# THE EXERCISE
Every line holding the string "isolate" should be gathered.
— begin RECORD EXTRACTS —
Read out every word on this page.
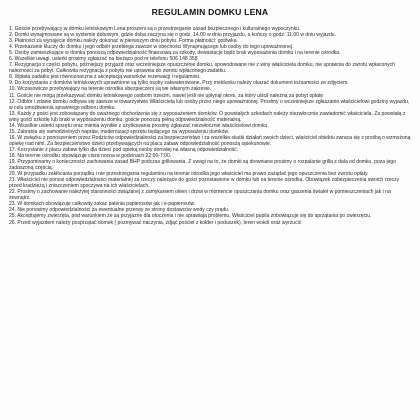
REGULAMIN DOMKU LENA

1. Goście przebywający w domku letniskowym Lena proszeni są o przestrzeganie zasad bezpiecznego i kulturalnego wypoczynku.

2. Domki wynajmowane są w systemie dobowym, gdzie doba zaczyna się o godz. 14.00 w dniu przyjazdu, a kończy o godz. 11.00 w dniu wyjazdu.

3. Płatności za wynajęcie domku należy dokonać w pierwszym dniu pobytu. Forma płatności: gotówka.

4. Przekazanie kluczy do domku i jego odbiór przebiega zawsze w obecności Wynajmującego lub osoby do tego upoważnionej.

5. Osoby zamieszkujące w domku ponoszą odpowiedzialność finansową za szkody, dewastacje bądź brak wyposażenia domku i na terenie ośrodka.

6. Wszelkie uwagi, usterki prosimy zgłaszać na bieżąco pod nr telefonu 506 148 358

7. Rezygnacja z części pobytu, późniejszy przyjazd oraz wcześniejsze opuszczenie domku, spowodowane nie z winy właściciela domku, nie uprawnia do zwrotu wpłaconych należności za pobyt. Całkowita rezygnacja z pobytu nie uprawnia do zwrotu wpłaconego zadatku.

8. Wpłata zadatku jest równoznaczna z akceptacją warunków rezerwacji i regulaminu.

9. Do korzystania z domków letniskowych uprawnione są tylko osoby zakwaterowane. Przy meldunku należy okazać dokument tożsamości ze zdjęciem.

10. Wczasowicze przebywający na terenie ośrodka ubezpieczeni są we własnym zakresie.

11. Goście nie mogą przekazywać domku letniskowego osobom trzecim, nawet jeśli nie upłynął okres, za który uiścił należną za pobyt opłatę

12. Odbiór i zdanie domku odbywa się zawsze w towarzystwie Właściciela lub osoby przez niego upoważnionej. Prosimy o wcześniejsze zgłaszanie właścicielowi godziny wyjazdu, w celu umożliwienia sprawnego odbioru domku.

13. Każdy z gości jest zobowiązany do uważnego obchodzenia się z wyposażeniem domków. O powstałych szkodach należy niezwłocznie zawiadomić właściciela. Za powstałą z winy gości szkodę lub braki w wyposażeniu domku, goście ponoszą pełną odpowiedzialność materialną.

14. Wszelkie usterki sprzętu oraz mienia wynikłe z użytkowania prosimy zgłaszać niezwłocznie właścicielowi domku.

15. Zabrania się samodzielnych napraw, modernizacji sprzętu będącego na wyposażeniu domków.

16. W związku z ponoszeniem przez Rodziców odpowiedzialności za bezpieczeństwo i za wszelkie skutki działań swoich dzieci, właściciel obiektu zwraca się z prośbą o wzmożoną opiekę nad nimi. Za bezpieczeństwo dzieci przebywających na placu zabaw odpowiedzialność ponoszą opiekunowie.

17. Korzystanie z placu zabaw tylko dla dzieci pod opieką osoby dorosłej na własną odpowiedzialność.

18. Na terenie ośrodku obowiązuje cisza nocna w godzinach 22:00-7:00.

19. Przypominamy o konieczności zachowania zasad BHP podczas grillowania. Z uwagi na to, że domki są drewniane prosimy o rozpalanie grilla z dala od domku, poza jego zadaszoną częścią.

20. W przypadku zakłócania porządku i nie przestrzegania regulaminu na terenie ośrodka jego właściciel ma prawo zażądać jego opuszczenia bez zwrotu opłaty.

21. Właściciel nie ponosi odpowiedzialności materialnej za rzeczy należące do gości pozostawione w domku lub na terenie ośrodka. Obowiązek zabezpieczenia swoich rzeczy przed kradzieżą i zniszczeniem spoczywa na ich właścicielach.

22. Prosimy o zachowanie należytej staranności związanej z zamykaniem okien i drzwi w momencie opuszczania domku oraz gaszenia świateł w pomieszczeniach jak i na zewnątrz.

23. W domkach obowiązuje całkowity zakaz palenia papierosów jak i e-papierosów.

24. Nie ponosimy odpowiedzialności za ewentualne przerwy ze strony dostawców wody czy prądu.

25. Akceptujemy zwierzęta, pod warunkiem że są przyjazne dla otoczenia i nie sprawiają problemu, Właściciel pupila zobowiązuje się do sprzątania po zwierzęciu.

26. Przed wyjazdem należy posprzątać domek ( pozmywać naczynia, zdjąć pościel z kołder i poduszek), teren wokół oraz wyrzucić
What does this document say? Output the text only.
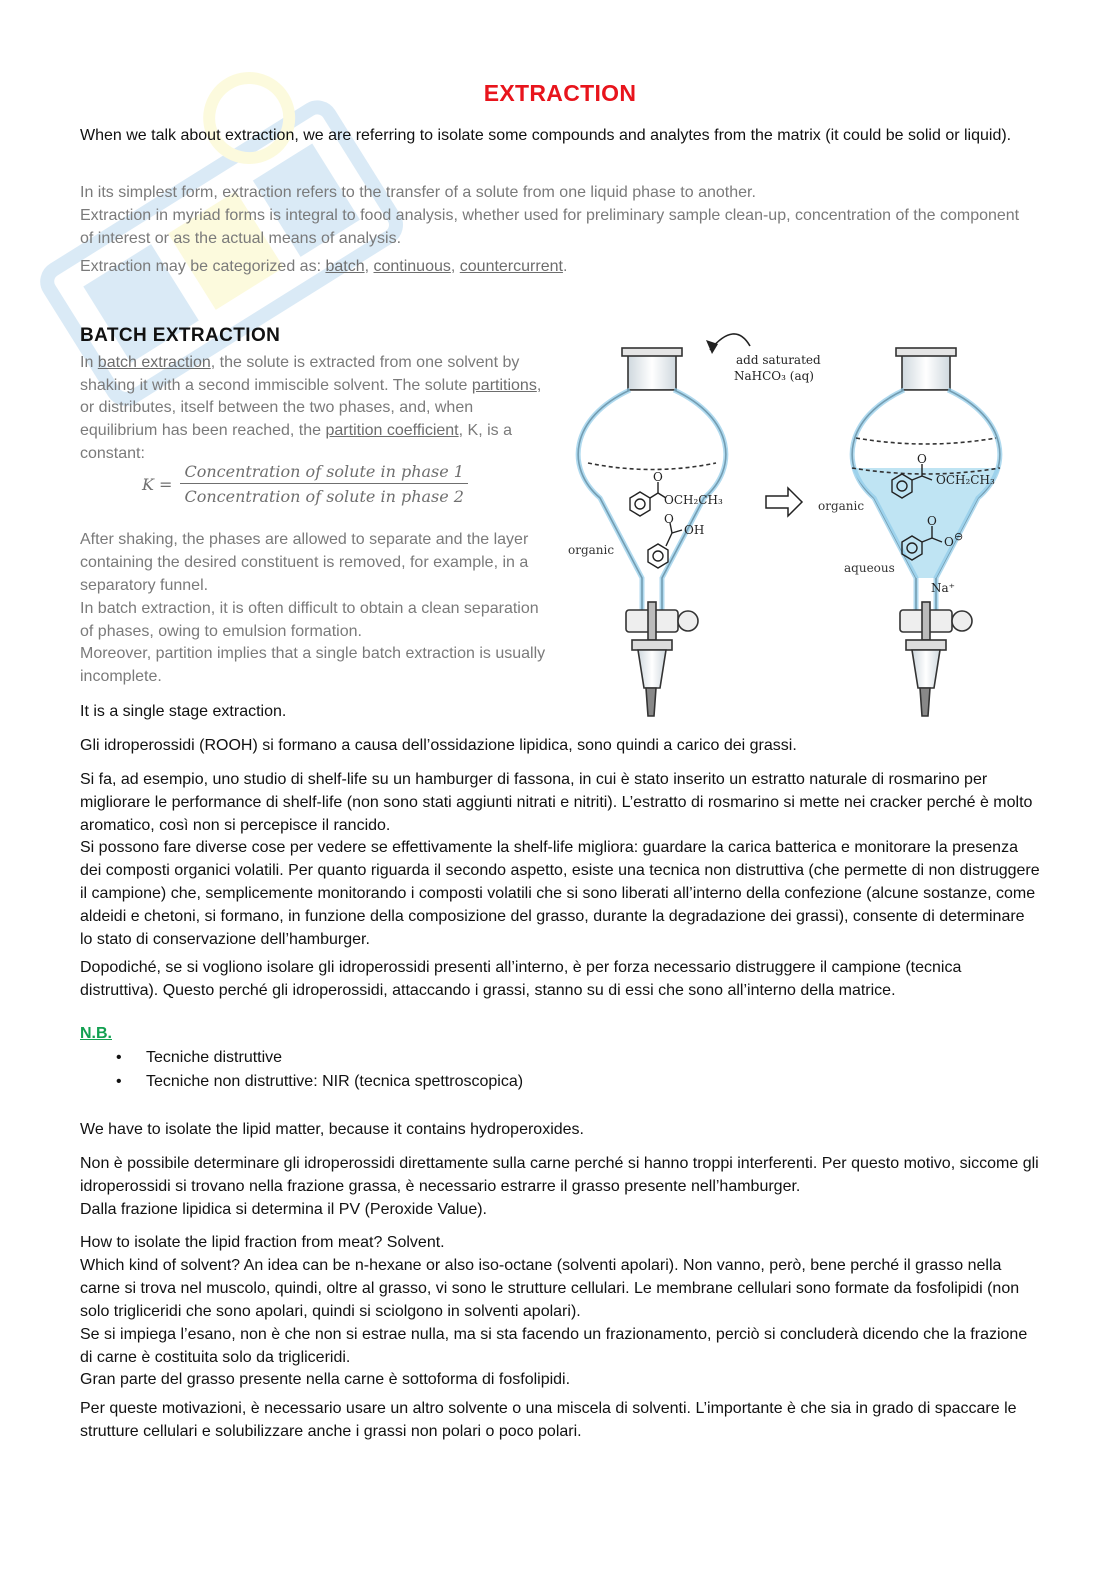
EXTRACTION
When we talk about extraction, we are referring to isolate some compounds and analytes from the matrix (it could be solid or liquid).
In its simplest form, extraction refers to the transfer of a solute from one liquid phase to another.
Extraction in myriad forms is integral to food analysis, whether used for preliminary sample clean-up, concentration of the component of interest or as the actual means of analysis.
Extraction may be categorized as: batch, continuous, countercurrent.
BATCH EXTRACTION
In batch extraction, the solute is extracted from one solvent by shaking it with a second immiscible solvent. The solute partitions, or distributes, itself between the two phases, and, when equilibrium has been reached, the partition coefficient, K, is a constant:
$K = \frac{\text{Concentration of solute in phase 1}}{\text{Concentration of solute in phase 2}}$
After shaking, the phases are allowed to separate and the layer containing the desired constituent is removed, for example, in a separatory funnel.
In batch extraction, it is often difficult to obtain a clean separation of phases, owing to emulsion formation.
Moreover, partition implies that a single batch extraction is usually incomplete.
It is a single stage extraction.
Gli idroperossidi (ROOH) si formano a causa dell’ossidazione lipidica, sono quindi a carico dei grassi.
Si fa, ad esempio, uno studio di shelf-life su un hamburger di fassona, in cui è stato inserito un estratto naturale di rosmarino per migliorare le performance di shelf-life (non sono stati aggiunti nitrati e nitriti). L’estratto di rosmarino si mette nei cracker perché è molto aromatico, così non si percepisce il rancido.
Si possono fare diverse cose per vedere se effettivamente la shelf-life migliora: guardare la carica batterica e monitorare la presenza dei composti organici volatili. Per quanto riguarda il secondo aspetto, esiste una tecnica non distruttiva (che permette di non distruggere il campione) che, semplicemente monitorando i composti volatili che si sono liberati all’interno della confezione (alcune sostanze, come aldeidi e chetoni, si formano, in funzione della composizione del grasso, durante la degradazione dei grassi), consente di determinare lo stato di conservazione dell’hamburger.
Dopodiché, se si vogliono isolare gli idroperossidi presenti all’interno, è per forza necessario distruggere il campione (tecnica distruttiva). Questo perché gli idroperossidi, attaccando i grassi, stanno su di essi che sono all’interno della matrice.
N.B.
• Tecniche distruttive
• Tecniche non distruttive: NIR (tecnica spettroscopica)
We have to isolate the lipid matter, because it contains hydroperoxides.
Non è possibile determinare gli idroperossidi direttamente sulla carne perché si hanno troppi interferenti. Per questo motivo, siccome gli idroperossidi si trovano nella frazione grassa, è necessario estrarre il grasso presente nell’hamburger.
Dalla frazione lipidica si determina il PV (Peroxide Value).
How to isolate the lipid fraction from meat? Solvent.
Which kind of solvent? An idea can be n-hexane or also iso-octane (solventi apolari). Non vanno, però, bene perché il grasso nella carne si trova nel muscolo, quindi, oltre al grasso, vi sono le strutture cellulari. Le membrane cellulari sono formate da fosfolipidi (non solo trigliceridi che sono apolari, quindi si sciolgono in solventi apolari).
Se si impiega l’esano, non è che non si estrae nulla, ma si sta facendo un frazionamento, perciò si concluderà dicendo che la frazione di carne è costituita solo da trigliceridi.
Gran parte del grasso presente nella carne è sottoforma di fosfolipidi.
Per queste motivazioni, è necessario usare un altro solvente o una miscela di solventi. L’importante è che sia in grado di spaccare le strutture cellulari e solubilizzare anche i grassi non polari o poco polari.
O
OCH₂CH₃
O
OH
organic
add saturated
NaHCO₃ (aq)
O
OCH₂CH₃
O
O ⊖
Na⁺
organic
aqueous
— end RECORD EXTRACTS —
# RESULT OF THE TASK
When we talk about extraction, we are referring to isolate some compounds and analytes from the matrix (it could be solid or liquid).
We have to isolate the lipid matter, because it contains hydroperoxides.
How to isolate the lipid fraction from meat? Solvent.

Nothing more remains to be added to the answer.